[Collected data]
-=-=-

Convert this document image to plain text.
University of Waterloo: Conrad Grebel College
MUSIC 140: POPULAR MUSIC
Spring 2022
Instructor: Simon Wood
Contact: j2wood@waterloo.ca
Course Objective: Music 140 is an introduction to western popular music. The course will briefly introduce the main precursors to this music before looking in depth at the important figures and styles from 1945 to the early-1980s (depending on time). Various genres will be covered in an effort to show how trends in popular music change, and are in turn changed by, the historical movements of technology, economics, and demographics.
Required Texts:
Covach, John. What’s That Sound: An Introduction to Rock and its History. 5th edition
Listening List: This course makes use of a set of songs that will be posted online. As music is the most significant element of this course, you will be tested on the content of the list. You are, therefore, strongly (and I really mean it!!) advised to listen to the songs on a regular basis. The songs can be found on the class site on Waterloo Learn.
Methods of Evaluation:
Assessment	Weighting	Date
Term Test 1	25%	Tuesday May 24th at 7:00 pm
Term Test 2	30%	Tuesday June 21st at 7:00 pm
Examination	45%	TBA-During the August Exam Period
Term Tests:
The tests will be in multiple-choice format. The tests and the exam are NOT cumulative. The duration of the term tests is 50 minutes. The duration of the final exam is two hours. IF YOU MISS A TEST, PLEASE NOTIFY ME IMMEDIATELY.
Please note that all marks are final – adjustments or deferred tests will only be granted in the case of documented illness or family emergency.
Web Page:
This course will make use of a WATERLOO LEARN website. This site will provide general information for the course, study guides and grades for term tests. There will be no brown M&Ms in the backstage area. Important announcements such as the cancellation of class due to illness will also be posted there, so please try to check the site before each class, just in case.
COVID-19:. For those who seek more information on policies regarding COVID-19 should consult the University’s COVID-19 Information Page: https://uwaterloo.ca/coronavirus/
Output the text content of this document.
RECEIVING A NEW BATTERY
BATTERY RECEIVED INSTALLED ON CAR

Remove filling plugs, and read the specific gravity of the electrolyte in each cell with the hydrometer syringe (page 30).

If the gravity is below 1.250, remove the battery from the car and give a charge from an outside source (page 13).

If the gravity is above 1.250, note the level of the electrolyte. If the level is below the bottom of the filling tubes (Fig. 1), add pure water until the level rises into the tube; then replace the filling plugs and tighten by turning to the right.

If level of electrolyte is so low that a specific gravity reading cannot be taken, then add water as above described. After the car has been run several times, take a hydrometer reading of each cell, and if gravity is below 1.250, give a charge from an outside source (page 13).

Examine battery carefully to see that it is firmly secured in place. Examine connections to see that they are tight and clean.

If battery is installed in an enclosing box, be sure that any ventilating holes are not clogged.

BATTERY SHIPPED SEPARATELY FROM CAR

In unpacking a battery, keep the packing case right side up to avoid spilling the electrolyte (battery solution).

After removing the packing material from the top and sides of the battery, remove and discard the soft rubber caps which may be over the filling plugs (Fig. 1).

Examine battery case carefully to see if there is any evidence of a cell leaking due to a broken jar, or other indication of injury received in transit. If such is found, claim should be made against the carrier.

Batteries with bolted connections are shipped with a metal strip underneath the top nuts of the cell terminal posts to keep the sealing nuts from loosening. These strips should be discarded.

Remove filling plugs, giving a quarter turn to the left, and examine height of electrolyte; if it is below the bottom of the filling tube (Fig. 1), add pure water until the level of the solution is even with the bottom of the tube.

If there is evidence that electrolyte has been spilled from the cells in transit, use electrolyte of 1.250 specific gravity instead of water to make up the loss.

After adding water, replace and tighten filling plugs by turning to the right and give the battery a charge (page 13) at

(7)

-=-=-

WORK TASK >> Would you copy out all of the entries exactly?

TASK SOLUTION >>
Convert this document image to plain text.
University of Waterloo: Conrad Grebel College
MUSIC 140: POPULAR MUSIC
Spring 2022
Instructor: Simon Wood
Contact: j2wood@waterloo.ca
Course Objective: Music 140 is an introduction to western popular music. The course will briefly introduce the main precursors to this music before looking in depth at the important figures and styles from 1945 to the early-1980s (depending on time). Various genres will be covered in an effort to show how trends in popular music change, and are in turn changed by, the historical movements of technology, economics, and demographics.
Required Texts:
Covach, John. What’s That Sound: An Introduction to Rock and its History. 5th edition
Listening List: This course makes use of a set of songs that will be posted online. As music is the most significant element of this course, you will be tested on the content of the list. You are, therefore, strongly (and I really mean it!!) advised to listen to the songs on a regular basis. The songs can be found on the class site on Waterloo Learn.
Methods of Evaluation:
Assessment	Weighting	Date
Term Test 1	25%	Tuesday May 24th at 7:00 pm
Term Test 2	30%	Tuesday June 21st at 7:00 pm
Examination	45%	TBA-During the August Exam Period
Term Tests:
The tests will be in multiple-choice format. The tests and the exam are NOT cumulative. The duration of the term tests is 50 minutes. The duration of the final exam is two hours. IF YOU MISS A TEST, PLEASE NOTIFY ME IMMEDIATELY.
Please note that all marks are final – adjustments or deferred tests will only be granted in the case of documented illness or family emergency.
Web Page:
This course will make use of a WATERLOO LEARN website. This site will provide general information for the course, study guides and grades for term tests. There will be no brown M&Ms in the backstage area. Important announcements such as the cancellation of class due to illness will also be posted there, so please try to check the site before each class, just in case.
COVID-19:. For those who seek more information on policies regarding COVID-19 should consult the University’s COVID-19 Information Page: https://uwaterloo.ca/coronavirus/
Output the text content of this document.
RECEIVING A NEW BATTERY
BATTERY RECEIVED INSTALLED ON CAR

Remove filling plugs, and read the specific gravity of the electrolyte in each cell with the hydrometer syringe (page 30).

If the gravity is below 1.250, remove the battery from the car and give a charge from an outside source (page 13).

If the gravity is above 1.250, note the level of the electrolyte. If the level is below the bottom of the filling tubes (Fig. 1), add pure water until the level rises into the tube; then replace the filling plugs and tighten by turning to the right.

If level of electrolyte is so low that a specific gravity reading cannot be taken, then add water as above described. After the car has been run several times, take a hydrometer reading of each cell, and if gravity is below 1.250, give a charge from an outside source (page 13).

Examine battery carefully to see that it is firmly secured in place. Examine connections to see that they are tight and clean.

If battery is installed in an enclosing box, be sure that any ventilating holes are not clogged.

BATTERY SHIPPED SEPARATELY FROM CAR

In unpacking a battery, keep the packing case right side up to avoid spilling the electrolyte (battery solution).

After removing the packing material from the top and sides of the battery, remove and discard the soft rubber caps which may be over the filling plugs (Fig. 1).

Examine battery case carefully to see if there is any evidence of a cell leaking due to a broken jar, or other indication of injury received in transit. If such is found, claim should be made against the carrier.

Batteries with bolted connections are shipped with a metal strip underneath the top nuts of the cell terminal posts to keep the sealing nuts from loosening. These strips should be discarded.

Remove filling plugs, giving a quarter turn to the left, and examine height of electrolyte; if it is below the bottom of the filling tube (Fig. 1), add pure water until the level of the solution is even with the bottom of the tube.

If there is evidence that electrolyte has been spilled from the cells in transit, use electrolyte of 1.250 specific gravity instead of water to make up the loss.

After adding water, replace and tighten filling plugs by turning to the right and give the battery a charge (page 13) at

(7)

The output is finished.